■ **Task**: Read the listing and extract each line that includes the word "text".

■ **Stored data**:
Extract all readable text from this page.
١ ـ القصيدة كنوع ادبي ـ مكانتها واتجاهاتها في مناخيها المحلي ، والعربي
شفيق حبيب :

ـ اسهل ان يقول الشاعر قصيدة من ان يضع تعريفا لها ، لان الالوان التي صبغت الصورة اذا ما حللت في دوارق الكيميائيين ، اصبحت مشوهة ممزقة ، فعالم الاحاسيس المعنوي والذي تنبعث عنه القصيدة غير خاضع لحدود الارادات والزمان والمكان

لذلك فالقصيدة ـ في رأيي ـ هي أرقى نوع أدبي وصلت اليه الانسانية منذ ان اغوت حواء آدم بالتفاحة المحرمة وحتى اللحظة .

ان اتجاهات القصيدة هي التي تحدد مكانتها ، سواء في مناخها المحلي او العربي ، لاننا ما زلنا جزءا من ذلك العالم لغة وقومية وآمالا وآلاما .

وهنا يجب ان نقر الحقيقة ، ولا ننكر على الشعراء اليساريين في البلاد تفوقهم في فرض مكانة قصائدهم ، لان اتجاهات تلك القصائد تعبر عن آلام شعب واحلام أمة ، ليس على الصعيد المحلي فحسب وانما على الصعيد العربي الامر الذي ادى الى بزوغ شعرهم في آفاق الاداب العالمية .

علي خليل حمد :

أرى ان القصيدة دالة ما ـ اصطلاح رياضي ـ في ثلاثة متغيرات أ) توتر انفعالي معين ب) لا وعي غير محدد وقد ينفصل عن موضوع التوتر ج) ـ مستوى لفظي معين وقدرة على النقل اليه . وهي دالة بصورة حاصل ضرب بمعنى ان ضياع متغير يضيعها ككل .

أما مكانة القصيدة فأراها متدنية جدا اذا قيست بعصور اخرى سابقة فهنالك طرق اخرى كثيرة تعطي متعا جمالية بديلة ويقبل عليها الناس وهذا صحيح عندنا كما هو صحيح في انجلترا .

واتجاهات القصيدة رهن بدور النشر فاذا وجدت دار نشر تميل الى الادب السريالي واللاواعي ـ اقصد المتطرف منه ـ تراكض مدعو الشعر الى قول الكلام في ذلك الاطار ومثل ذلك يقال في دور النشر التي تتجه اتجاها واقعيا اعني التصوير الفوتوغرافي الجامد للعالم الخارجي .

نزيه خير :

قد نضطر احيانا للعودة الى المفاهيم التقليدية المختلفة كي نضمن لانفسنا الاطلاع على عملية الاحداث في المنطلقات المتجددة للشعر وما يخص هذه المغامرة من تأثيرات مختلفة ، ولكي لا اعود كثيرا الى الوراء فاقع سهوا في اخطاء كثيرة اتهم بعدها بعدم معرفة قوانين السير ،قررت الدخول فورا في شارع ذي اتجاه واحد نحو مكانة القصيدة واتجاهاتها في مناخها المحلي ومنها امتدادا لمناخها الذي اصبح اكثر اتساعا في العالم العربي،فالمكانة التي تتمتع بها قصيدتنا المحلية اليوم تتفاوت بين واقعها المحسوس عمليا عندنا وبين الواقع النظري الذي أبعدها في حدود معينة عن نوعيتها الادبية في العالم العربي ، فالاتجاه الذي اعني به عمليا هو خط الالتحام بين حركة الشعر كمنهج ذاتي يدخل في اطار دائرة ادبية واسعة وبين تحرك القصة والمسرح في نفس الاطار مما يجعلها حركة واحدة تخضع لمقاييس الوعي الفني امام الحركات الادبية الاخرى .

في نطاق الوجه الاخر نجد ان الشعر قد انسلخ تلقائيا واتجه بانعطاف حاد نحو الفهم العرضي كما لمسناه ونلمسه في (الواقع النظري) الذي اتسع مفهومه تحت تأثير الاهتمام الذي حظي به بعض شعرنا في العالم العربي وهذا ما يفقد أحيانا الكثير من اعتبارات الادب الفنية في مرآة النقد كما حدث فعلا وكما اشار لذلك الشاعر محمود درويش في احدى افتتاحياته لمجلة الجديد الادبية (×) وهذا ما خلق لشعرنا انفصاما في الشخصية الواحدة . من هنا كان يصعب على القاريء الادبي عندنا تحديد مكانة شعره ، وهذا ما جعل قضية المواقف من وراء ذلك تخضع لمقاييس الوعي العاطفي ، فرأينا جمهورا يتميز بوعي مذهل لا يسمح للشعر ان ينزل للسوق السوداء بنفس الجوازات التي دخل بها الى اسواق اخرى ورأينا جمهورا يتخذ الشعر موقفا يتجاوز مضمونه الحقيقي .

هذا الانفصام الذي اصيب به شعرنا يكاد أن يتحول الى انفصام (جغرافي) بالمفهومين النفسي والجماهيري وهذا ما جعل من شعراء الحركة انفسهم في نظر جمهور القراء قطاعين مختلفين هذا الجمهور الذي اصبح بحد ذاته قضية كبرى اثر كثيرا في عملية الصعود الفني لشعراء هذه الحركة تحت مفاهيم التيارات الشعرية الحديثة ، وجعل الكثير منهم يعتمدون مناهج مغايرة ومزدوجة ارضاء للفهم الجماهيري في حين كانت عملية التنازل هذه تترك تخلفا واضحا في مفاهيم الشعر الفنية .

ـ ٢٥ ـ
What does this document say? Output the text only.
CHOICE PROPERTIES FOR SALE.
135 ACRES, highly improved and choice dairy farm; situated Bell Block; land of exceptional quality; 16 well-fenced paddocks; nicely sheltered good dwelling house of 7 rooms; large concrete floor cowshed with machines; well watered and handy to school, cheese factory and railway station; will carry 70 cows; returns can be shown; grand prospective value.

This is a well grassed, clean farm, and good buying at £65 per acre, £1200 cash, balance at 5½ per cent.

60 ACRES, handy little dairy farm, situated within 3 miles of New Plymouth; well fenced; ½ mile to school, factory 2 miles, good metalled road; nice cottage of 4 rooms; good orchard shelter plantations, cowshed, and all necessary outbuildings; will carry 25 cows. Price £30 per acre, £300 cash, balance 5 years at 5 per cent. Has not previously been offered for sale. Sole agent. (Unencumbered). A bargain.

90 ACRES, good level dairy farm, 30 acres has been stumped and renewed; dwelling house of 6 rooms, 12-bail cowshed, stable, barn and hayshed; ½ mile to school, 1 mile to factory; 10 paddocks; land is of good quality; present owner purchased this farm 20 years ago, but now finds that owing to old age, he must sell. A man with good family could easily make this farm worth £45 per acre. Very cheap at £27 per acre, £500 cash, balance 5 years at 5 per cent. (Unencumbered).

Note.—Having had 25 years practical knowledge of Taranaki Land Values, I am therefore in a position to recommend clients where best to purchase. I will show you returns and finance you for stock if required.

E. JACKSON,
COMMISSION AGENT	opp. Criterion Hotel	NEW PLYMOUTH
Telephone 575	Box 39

■ **Solution**:
Extract all readable text from this page.
What does this document say? Output the text only.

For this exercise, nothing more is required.